↓↓↓

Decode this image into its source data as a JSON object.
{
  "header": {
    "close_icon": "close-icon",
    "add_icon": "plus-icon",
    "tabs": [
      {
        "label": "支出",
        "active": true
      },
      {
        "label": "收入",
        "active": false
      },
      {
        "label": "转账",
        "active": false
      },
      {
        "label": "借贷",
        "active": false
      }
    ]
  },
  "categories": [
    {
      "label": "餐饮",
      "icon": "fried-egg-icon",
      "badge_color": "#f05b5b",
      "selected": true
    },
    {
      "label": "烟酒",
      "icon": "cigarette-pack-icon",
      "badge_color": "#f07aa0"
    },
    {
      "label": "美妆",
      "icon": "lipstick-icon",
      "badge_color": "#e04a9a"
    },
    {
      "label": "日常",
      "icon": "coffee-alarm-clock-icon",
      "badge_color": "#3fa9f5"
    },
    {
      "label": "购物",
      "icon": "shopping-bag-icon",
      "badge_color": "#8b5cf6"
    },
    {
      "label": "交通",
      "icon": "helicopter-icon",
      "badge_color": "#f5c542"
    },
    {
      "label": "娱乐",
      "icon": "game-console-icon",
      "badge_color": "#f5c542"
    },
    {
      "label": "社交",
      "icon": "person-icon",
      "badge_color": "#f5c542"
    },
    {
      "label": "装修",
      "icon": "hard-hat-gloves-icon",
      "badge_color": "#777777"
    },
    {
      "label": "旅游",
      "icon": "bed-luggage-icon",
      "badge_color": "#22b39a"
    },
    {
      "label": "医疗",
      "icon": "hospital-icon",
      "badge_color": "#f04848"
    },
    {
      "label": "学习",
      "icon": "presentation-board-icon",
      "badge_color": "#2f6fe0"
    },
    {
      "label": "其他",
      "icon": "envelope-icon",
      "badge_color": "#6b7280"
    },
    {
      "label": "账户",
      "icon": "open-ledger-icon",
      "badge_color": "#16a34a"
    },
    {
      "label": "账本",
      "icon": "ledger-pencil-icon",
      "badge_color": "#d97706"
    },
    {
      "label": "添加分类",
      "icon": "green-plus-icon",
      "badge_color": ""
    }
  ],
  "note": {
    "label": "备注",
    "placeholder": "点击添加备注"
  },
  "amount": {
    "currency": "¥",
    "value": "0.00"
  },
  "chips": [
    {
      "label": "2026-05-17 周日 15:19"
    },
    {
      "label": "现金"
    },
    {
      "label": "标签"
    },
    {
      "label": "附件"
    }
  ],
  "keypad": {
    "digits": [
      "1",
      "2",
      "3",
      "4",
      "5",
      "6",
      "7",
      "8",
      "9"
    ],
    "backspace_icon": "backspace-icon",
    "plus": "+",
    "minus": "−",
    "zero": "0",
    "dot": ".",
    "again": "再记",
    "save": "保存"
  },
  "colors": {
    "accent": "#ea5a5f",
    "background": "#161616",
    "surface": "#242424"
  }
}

↑↑↑

Task to complete
Each line of the material above must be retyped precisely.

Task response
Decode this image into its source data as a JSON object.
{
  "header": {
    "close_icon": "close-icon",
    "add_icon": "plus-icon",
    "tabs": [
      {
        "label": "支出",
        "active": true
      },
      {
        "label": "收入",
        "active": false
      },
      {
        "label": "转账",
        "active": false
      },
      {
        "label": "借贷",
        "active": false
      }
    ]
  },
  "categories": [
    {
      "label": "餐饮",
      "icon": "fried-egg-icon",
      "badge_color": "#f05b5b",
      "selected": true
    },
    {
      "label": "烟酒",
      "icon": "cigarette-pack-icon",
      "badge_color": "#f07aa0"
    },
    {
      "label": "美妆",
      "icon": "lipstick-icon",
      "badge_color": "#e04a9a"
    },
    {
      "label": "日常",
      "icon": "coffee-alarm-clock-icon",
      "badge_color": "#3fa9f5"
    },
    {
      "label": "购物",
      "icon": "shopping-bag-icon",
      "badge_color": "#8b5cf6"
    },
    {
      "label": "交通",
      "icon": "helicopter-icon",
      "badge_color": "#f5c542"
    },
    {
      "label": "娱乐",
      "icon": "game-console-icon",
      "badge_color": "#f5c542"
    },
    {
      "label": "社交",
      "icon": "person-icon",
      "badge_color": "#f5c542"
    },
    {
      "label": "装修",
      "icon": "hard-hat-gloves-icon",
      "badge_color": "#777777"
    },
    {
      "label": "旅游",
      "icon": "bed-luggage-icon",
      "badge_color": "#22b39a"
    },
    {
      "label": "医疗",
      "icon": "hospital-icon",
      "badge_color": "#f04848"
    },
    {
      "label": "学习",
      "icon": "presentation-board-icon",
      "badge_color": "#2f6fe0"
    },
    {
      "label": "其他",
      "icon": "envelope-icon",
      "badge_color": "#6b7280"
    },
    {
      "label": "账户",
      "icon": "open-ledger-icon",
      "badge_color": "#16a34a"
    },
    {
      "label": "账本",
      "icon": "ledger-pencil-icon",
      "badge_color": "#d97706"
    },
    {
      "label": "添加分类",
      "icon": "green-plus-icon",
      "badge_color": ""
    }
  ],
  "note": {
    "label": "备注",
    "placeholder": "点击添加备注"
  },
  "amount": {
    "currency": "¥",
    "value": "0.00"
  },
  "chips": [
    {
      "label": "2026-05-17 周日 15:19"
    },
    {
      "label": "现金"
    },
    {
      "label": "标签"
    },
    {
      "label": "附件"
    }
  ],
  "keypad": {
    "digits": [
      "1",
      "2",
      "3",
      "4",
      "5",
      "6",
      "7",
      "8",
      "9"
    ],
    "backspace_icon": "backspace-icon",
    "plus": "+",
    "minus": "−",
    "zero": "0",
    "dot": ".",
    "again": "再记",
    "save": "保存"
  },
  "colors": {
    "accent": "#ea5a5f",
    "background": "#161616",
    "surface": "#242424"
  }
}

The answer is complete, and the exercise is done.